Written request | Every line that holds "Gold" should be shown.
===== The data
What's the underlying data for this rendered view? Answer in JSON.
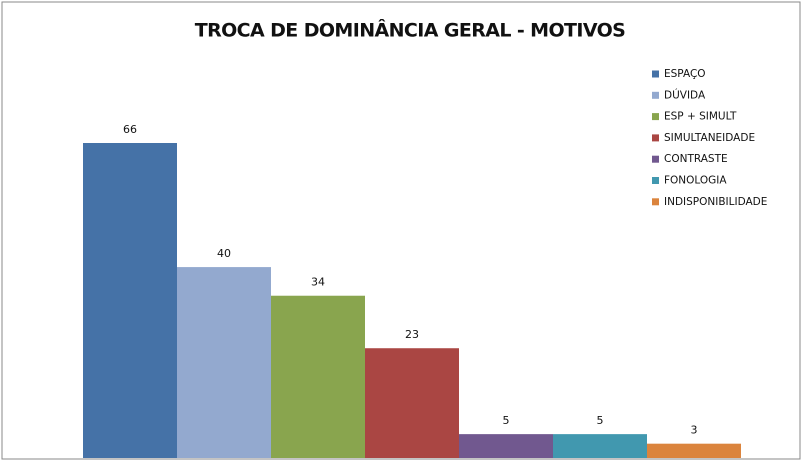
{
  "chart_data": {
    "type": "bar",
    "title": "TROCA DE DOMINÂNCIA GERAL - MOTIVOS",
    "series": [
      {
        "name": "ESPAÇO",
        "color": "#4572a7",
        "values": [
          66
        ]
      },
      {
        "name": "DÚVIDA",
        "color": "#93a9cf",
        "values": [
          40
        ]
      },
      {
        "name": "ESP + SIMULT",
        "color": "#89a54e",
        "values": [
          34
        ]
      },
      {
        "name": "SIMULTANEIDADE",
        "color": "#aa4643",
        "values": [
          23
        ]
      },
      {
        "name": "CONTRASTE",
        "color": "#71588f",
        "values": [
          5
        ]
      },
      {
        "name": "FONOLOGIA",
        "color": "#4198af",
        "values": [
          5
        ]
      },
      {
        "name": "INDISPONIBILIDADE",
        "color": "#db843d",
        "values": [
          3
        ]
      }
    ],
    "legend": "right"
  }
}
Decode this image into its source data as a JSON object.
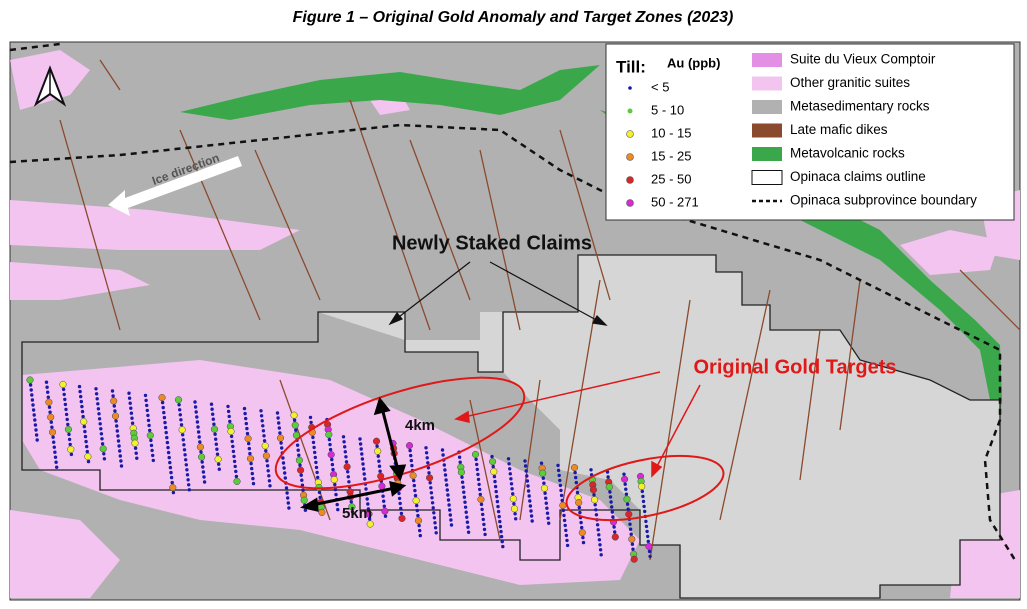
{
  "title": "Figure 1 – Original Gold Anomaly and Target Zones (2023)",
  "legend": {
    "till_label": "Till:",
    "till_unit": "Au (ppb)",
    "till_classes": [
      {
        "label": "< 5",
        "color": "#1a1aa8"
      },
      {
        "label": "5 - 10",
        "color": "#5ccc3c"
      },
      {
        "label": "10 - 15",
        "color": "#f4f02c"
      },
      {
        "label": "15 - 25",
        "color": "#ee8a26"
      },
      {
        "label": "25 - 50",
        "color": "#d8262a"
      },
      {
        "label": "50 - 271",
        "color": "#d62ad4"
      }
    ],
    "units": [
      {
        "label": "Suite du Vieux Comptoir",
        "color": "#e38fe6"
      },
      {
        "label": "Other granitic suites",
        "color": "#f2c4ef"
      },
      {
        "label": "Metasedimentary rocks",
        "color": "#b1b1b1"
      },
      {
        "label": "Late mafic dikes",
        "color": "#8a4a2e"
      },
      {
        "label": "Metavolcanic rocks",
        "color": "#3aa84a"
      },
      {
        "label": "Opinaca claims outline",
        "color": "#ffffff"
      },
      {
        "label": "Opinaca subprovince boundary",
        "color": "#111111"
      }
    ]
  },
  "labels": {
    "ice_direction": "Ice direction",
    "new_claims": "Newly Staked Claims",
    "gold_targets": "Original Gold Targets",
    "scale_4km": "4km",
    "scale_5km": "5km"
  }
}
==========
Reply to the exercise |
  "title": "Figure 1 – Original Gold Anomaly and Target Zones (2023)",
    "gold_targets": "Original Gold Targets",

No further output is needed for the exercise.